━━━ DATASET RECORDS ━━━

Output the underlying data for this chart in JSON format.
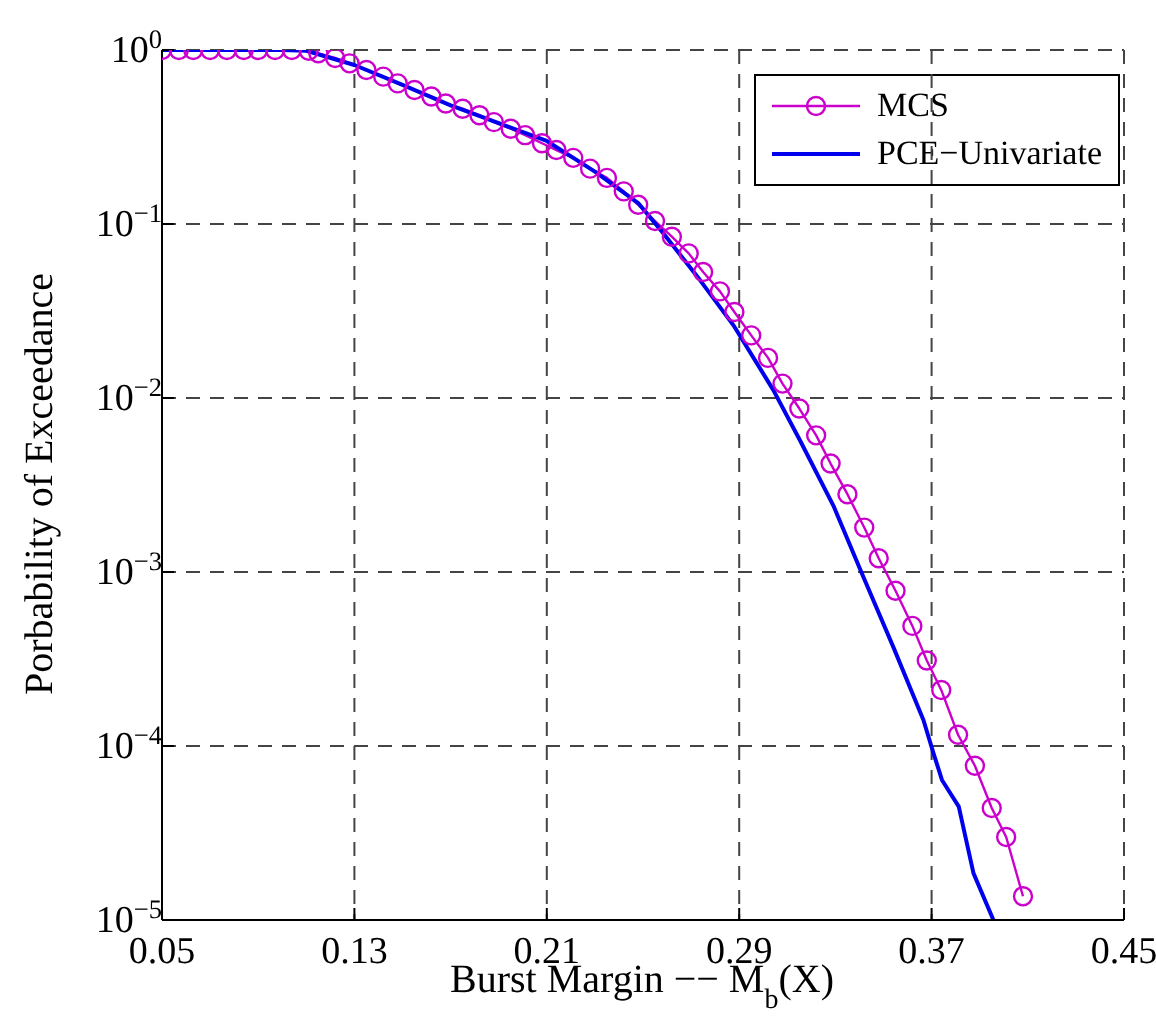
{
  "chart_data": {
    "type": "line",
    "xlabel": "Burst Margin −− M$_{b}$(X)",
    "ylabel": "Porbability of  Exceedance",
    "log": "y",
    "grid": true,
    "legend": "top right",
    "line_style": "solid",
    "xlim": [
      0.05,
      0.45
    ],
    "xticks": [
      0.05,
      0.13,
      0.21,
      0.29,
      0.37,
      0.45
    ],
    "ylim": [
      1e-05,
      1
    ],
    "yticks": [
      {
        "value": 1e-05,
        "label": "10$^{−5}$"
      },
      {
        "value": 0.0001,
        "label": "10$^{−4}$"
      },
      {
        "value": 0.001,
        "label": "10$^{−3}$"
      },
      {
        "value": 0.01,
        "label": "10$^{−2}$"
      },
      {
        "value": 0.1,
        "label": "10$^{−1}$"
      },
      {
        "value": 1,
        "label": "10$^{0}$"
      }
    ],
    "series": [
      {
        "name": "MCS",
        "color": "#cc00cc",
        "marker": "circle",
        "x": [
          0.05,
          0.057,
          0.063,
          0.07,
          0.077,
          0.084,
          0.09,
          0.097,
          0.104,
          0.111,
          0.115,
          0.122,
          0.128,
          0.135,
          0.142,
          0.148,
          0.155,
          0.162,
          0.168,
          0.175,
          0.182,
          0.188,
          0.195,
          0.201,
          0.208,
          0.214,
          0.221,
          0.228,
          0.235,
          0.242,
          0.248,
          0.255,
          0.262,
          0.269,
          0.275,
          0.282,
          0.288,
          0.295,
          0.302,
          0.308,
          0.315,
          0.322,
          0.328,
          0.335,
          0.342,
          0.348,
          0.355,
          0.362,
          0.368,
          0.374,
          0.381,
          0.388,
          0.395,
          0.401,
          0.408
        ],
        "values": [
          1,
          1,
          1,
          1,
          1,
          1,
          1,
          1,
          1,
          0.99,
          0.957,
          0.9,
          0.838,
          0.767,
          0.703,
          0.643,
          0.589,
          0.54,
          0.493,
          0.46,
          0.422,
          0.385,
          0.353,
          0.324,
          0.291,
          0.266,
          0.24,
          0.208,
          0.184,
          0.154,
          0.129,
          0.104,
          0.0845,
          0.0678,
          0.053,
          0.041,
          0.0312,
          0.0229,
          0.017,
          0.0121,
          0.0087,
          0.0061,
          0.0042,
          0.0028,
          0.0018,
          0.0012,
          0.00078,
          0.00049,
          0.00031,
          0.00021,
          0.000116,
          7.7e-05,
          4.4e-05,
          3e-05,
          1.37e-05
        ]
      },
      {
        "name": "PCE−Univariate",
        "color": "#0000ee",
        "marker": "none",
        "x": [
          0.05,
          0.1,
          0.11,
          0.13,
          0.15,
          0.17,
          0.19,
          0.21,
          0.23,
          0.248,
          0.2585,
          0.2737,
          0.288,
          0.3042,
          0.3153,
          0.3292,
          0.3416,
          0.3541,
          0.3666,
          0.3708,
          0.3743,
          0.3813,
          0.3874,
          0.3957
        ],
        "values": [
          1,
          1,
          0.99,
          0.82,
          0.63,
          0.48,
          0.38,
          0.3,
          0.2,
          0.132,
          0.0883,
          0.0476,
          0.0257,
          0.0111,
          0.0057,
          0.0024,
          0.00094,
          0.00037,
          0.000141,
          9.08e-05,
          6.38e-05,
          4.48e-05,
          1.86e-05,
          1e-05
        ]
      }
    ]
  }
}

━━━
━━━ DATASET RECORDS ━━━

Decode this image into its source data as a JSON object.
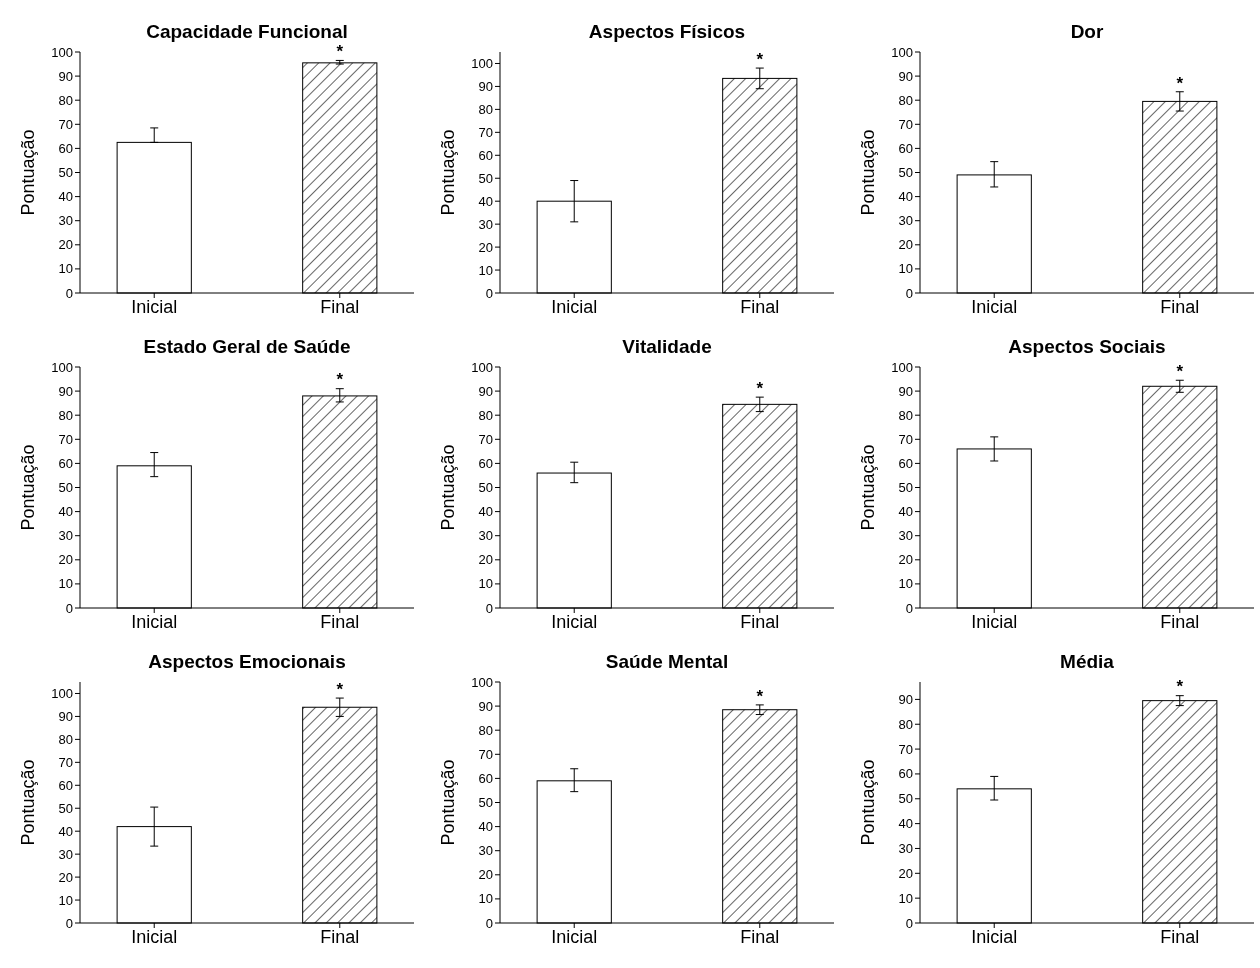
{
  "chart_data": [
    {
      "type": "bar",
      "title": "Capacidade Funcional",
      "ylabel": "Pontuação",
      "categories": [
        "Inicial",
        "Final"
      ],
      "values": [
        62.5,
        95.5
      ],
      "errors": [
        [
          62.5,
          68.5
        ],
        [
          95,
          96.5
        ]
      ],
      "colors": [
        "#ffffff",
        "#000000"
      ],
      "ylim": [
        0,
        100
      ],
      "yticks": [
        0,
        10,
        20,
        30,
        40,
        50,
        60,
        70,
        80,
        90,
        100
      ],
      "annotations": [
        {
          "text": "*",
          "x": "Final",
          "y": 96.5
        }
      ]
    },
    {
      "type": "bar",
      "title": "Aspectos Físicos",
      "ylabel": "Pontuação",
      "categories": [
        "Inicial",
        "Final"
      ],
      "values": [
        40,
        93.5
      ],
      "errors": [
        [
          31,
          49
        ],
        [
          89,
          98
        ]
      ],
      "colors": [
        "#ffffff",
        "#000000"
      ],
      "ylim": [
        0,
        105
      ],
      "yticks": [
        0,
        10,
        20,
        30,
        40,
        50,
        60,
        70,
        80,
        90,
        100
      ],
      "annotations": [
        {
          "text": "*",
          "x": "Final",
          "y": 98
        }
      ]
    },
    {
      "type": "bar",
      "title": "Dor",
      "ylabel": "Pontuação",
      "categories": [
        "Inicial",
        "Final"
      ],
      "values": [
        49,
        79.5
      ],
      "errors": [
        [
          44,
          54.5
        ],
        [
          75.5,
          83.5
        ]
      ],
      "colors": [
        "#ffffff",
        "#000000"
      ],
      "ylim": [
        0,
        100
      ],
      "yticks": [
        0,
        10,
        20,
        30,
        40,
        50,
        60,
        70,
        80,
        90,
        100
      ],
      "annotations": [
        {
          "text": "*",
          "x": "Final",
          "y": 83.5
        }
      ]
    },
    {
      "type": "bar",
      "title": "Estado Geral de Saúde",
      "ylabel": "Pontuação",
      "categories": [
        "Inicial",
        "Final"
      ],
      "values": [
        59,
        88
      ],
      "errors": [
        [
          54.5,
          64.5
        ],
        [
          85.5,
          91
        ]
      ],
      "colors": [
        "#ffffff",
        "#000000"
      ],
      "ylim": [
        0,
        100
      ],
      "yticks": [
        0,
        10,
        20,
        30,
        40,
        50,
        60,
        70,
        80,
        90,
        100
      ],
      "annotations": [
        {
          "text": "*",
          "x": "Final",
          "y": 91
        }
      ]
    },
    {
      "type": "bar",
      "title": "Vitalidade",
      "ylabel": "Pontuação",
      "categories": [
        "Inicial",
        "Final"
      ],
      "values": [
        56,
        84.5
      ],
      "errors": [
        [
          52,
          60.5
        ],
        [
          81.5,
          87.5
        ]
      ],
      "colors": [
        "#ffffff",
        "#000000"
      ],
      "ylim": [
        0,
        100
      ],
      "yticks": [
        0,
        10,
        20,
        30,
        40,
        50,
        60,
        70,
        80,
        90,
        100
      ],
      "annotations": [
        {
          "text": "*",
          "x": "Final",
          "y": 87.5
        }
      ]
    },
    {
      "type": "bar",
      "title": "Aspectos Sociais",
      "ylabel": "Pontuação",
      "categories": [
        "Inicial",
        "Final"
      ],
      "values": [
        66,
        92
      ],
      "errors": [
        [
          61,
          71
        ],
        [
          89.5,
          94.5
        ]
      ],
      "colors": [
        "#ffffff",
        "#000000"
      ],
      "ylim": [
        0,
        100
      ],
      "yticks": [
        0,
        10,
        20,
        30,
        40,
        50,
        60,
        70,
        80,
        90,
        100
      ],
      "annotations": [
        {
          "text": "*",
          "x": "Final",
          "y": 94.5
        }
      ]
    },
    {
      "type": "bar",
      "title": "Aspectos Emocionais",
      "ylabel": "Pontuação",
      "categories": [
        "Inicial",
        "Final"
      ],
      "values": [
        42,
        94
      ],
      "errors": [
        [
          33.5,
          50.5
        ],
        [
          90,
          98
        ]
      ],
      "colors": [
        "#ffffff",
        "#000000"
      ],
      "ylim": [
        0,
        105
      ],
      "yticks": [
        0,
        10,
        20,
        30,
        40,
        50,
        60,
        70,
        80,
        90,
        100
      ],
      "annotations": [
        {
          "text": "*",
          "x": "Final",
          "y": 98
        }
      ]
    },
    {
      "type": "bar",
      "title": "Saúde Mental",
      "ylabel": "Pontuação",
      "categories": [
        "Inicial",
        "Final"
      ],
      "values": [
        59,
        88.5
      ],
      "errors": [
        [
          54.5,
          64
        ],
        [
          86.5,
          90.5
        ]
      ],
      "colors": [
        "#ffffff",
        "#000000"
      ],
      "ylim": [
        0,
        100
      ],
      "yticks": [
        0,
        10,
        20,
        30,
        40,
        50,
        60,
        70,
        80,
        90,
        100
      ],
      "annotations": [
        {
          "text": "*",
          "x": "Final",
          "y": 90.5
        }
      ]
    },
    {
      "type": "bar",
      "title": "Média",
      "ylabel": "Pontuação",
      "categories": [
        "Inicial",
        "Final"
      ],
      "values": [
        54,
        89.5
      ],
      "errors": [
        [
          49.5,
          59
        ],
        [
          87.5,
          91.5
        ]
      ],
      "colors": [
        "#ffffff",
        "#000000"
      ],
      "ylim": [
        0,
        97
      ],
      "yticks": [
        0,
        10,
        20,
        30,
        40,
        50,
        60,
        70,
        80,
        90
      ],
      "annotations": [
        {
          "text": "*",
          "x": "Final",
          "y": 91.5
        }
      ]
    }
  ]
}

━━━

Of the lines above, how many contain the string "this"? Only the number is required.

**SOLUTION:** 2